**Problem to work on**
Would you write out the listing verbatim and skip every picture in it?

**Listed records**

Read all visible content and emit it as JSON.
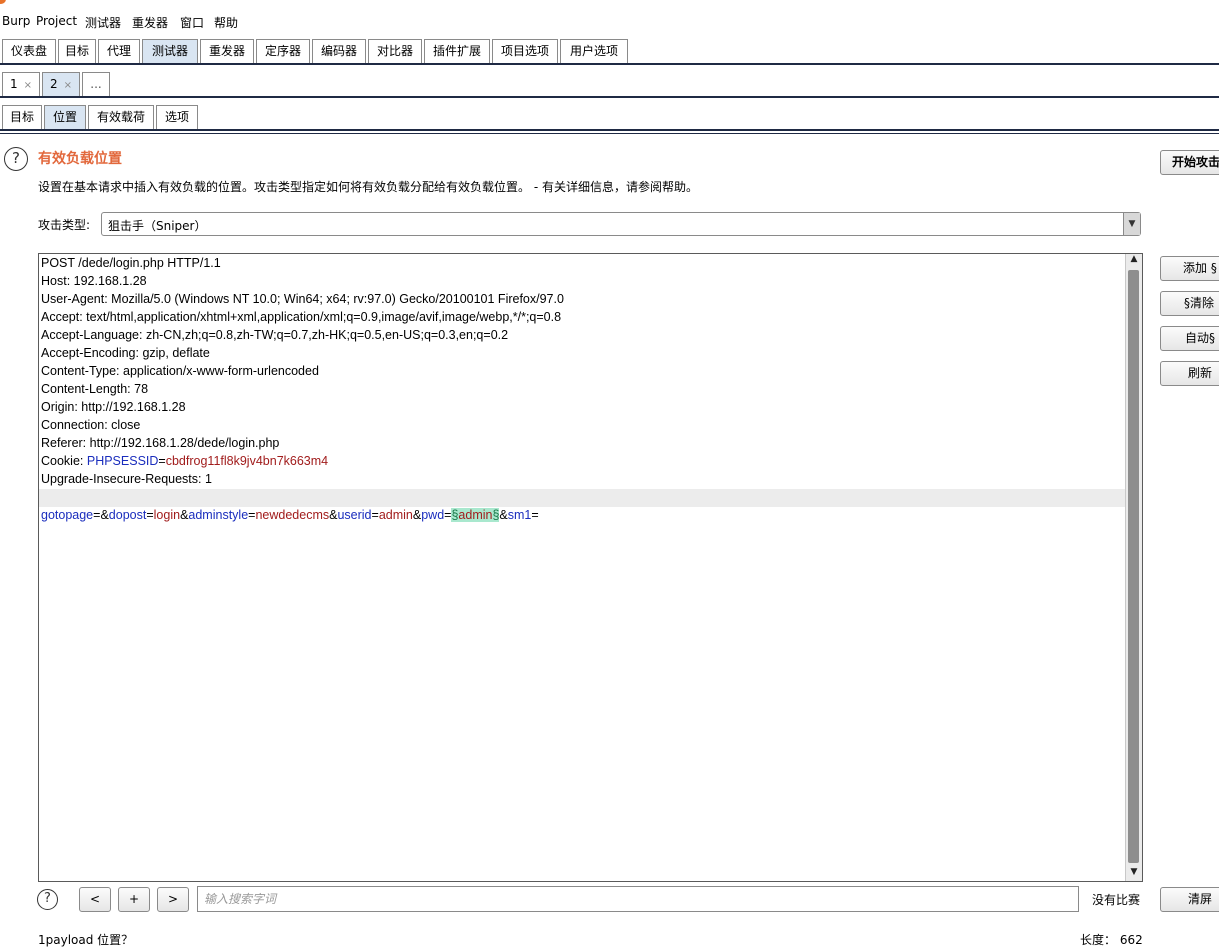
{
  "menubar": [
    "Burp",
    "Project",
    "测试器",
    "重发器",
    "窗口",
    "帮助"
  ],
  "main_tabs": [
    "仪表盘",
    "目标",
    "代理",
    "测试器",
    "重发器",
    "定序器",
    "编码器",
    "对比器",
    "插件扩展",
    "项目选项",
    "用户选项"
  ],
  "main_tab_selected": "测试器",
  "attack_tabs": [
    {
      "label": "1",
      "close": "×"
    },
    {
      "label": "2",
      "close": "×"
    }
  ],
  "attack_tab_more": "...",
  "sub_tabs": [
    "目标",
    "位置",
    "有效载荷",
    "选项"
  ],
  "sub_tab_selected": "位置",
  "help_glyph": "?",
  "section": {
    "title": "有效负载位置",
    "description": "设置在基本请求中插入有效负载的位置。攻击类型指定如何将有效负载分配给有效负载位置。 - 有关详细信息，请参阅帮助。"
  },
  "attack_type": {
    "label": "攻击类型:",
    "value": "狙击手（Sniper）"
  },
  "buttons": {
    "start_attack": "开始攻击",
    "add": "添加 §",
    "clear": "§清除",
    "auto": "自动§",
    "refresh": "刷新",
    "clear_bottom": "清屏"
  },
  "request_lines": [
    "POST /dede/login.php HTTP/1.1",
    "Host: 192.168.1.28",
    "User-Agent: Mozilla/5.0 (Windows NT 10.0; Win64; x64; rv:97.0) Gecko/20100101 Firefox/97.0",
    "Accept: text/html,application/xhtml+xml,application/xml;q=0.9,image/avif,image/webp,*/*;q=0.8",
    "Accept-Language: zh-CN,zh;q=0.8,zh-TW;q=0.7,zh-HK;q=0.5,en-US;q=0.3,en;q=0.2",
    "Accept-Encoding: gzip, deflate",
    "Content-Type: application/x-www-form-urlencoded",
    "Content-Length: 78",
    "Origin: http://192.168.1.28",
    "Connection: close",
    "Referer: http://192.168.1.28/dede/login.php"
  ],
  "cookie": {
    "prefix": "Cookie: ",
    "name": "PHPSESSID",
    "eq": "=",
    "value": "cbdfrog11fl8k9jv4bn7k663m4"
  },
  "upgrade_line": "Upgrade-Insecure-Requests: 1",
  "body_params": [
    {
      "key": "gotopage",
      "value": ""
    },
    {
      "key": "dopost",
      "value": "login"
    },
    {
      "key": "adminstyle",
      "value": "newdedecms"
    },
    {
      "key": "userid",
      "value": "admin"
    },
    {
      "key": "pwd",
      "value": "admin",
      "marked": true
    },
    {
      "key": "sm1",
      "value": ""
    }
  ],
  "payload_marker": "§",
  "search": {
    "prev": "<",
    "add": "+",
    "next": ">",
    "placeholder": "输入搜索字词",
    "matches": "没有比赛"
  },
  "status": {
    "positions": "1payload 位置？",
    "length_label": "长度：",
    "length_value": "662"
  }
}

**Complete answer**
Read all visible content and emit it as JSON.
{
  "menubar": [
    "Burp",
    "Project",
    "测试器",
    "重发器",
    "窗口",
    "帮助"
  ],
  "main_tabs": [
    "仪表盘",
    "目标",
    "代理",
    "测试器",
    "重发器",
    "定序器",
    "编码器",
    "对比器",
    "插件扩展",
    "项目选项",
    "用户选项"
  ],
  "main_tab_selected": "测试器",
  "attack_tabs": [
    {
      "label": "1",
      "close": "×"
    },
    {
      "label": "2",
      "close": "×"
    }
  ],
  "attack_tab_more": "...",
  "sub_tabs": [
    "目标",
    "位置",
    "有效载荷",
    "选项"
  ],
  "sub_tab_selected": "位置",
  "help_glyph": "?",
  "section": {
    "title": "有效负载位置",
    "description": "设置在基本请求中插入有效负载的位置。攻击类型指定如何将有效负载分配给有效负载位置。 - 有关详细信息，请参阅帮助。"
  },
  "attack_type": {
    "label": "攻击类型:",
    "value": "狙击手（Sniper）"
  },
  "buttons": {
    "start_attack": "开始攻击",
    "add": "添加 §",
    "clear": "§清除",
    "auto": "自动§",
    "refresh": "刷新",
    "clear_bottom": "清屏"
  },
  "request_lines": [
    "POST /dede/login.php HTTP/1.1",
    "Host: 192.168.1.28",
    "User-Agent: Mozilla/5.0 (Windows NT 10.0; Win64; x64; rv:97.0) Gecko/20100101 Firefox/97.0",
    "Accept: text/html,application/xhtml+xml,application/xml;q=0.9,image/avif,image/webp,*/*;q=0.8",
    "Accept-Language: zh-CN,zh;q=0.8,zh-TW;q=0.7,zh-HK;q=0.5,en-US;q=0.3,en;q=0.2",
    "Accept-Encoding: gzip, deflate",
    "Content-Type: application/x-www-form-urlencoded",
    "Content-Length: 78",
    "Origin: http://192.168.1.28",
    "Connection: close",
    "Referer: http://192.168.1.28/dede/login.php"
  ],
  "cookie": {
    "prefix": "Cookie: ",
    "name": "PHPSESSID",
    "eq": "=",
    "value": "cbdfrog11fl8k9jv4bn7k663m4"
  },
  "upgrade_line": "Upgrade-Insecure-Requests: 1",
  "body_params": [
    {
      "key": "gotopage",
      "value": ""
    },
    {
      "key": "dopost",
      "value": "login"
    },
    {
      "key": "adminstyle",
      "value": "newdedecms"
    },
    {
      "key": "userid",
      "value": "admin"
    },
    {
      "key": "pwd",
      "value": "admin",
      "marked": true
    },
    {
      "key": "sm1",
      "value": ""
    }
  ],
  "payload_marker": "§",
  "search": {
    "prev": "<",
    "add": "+",
    "next": ">",
    "placeholder": "输入搜索字词",
    "matches": "没有比赛"
  },
  "status": {
    "positions": "1payload 位置？",
    "length_label": "长度：",
    "length_value": "662"
  }
}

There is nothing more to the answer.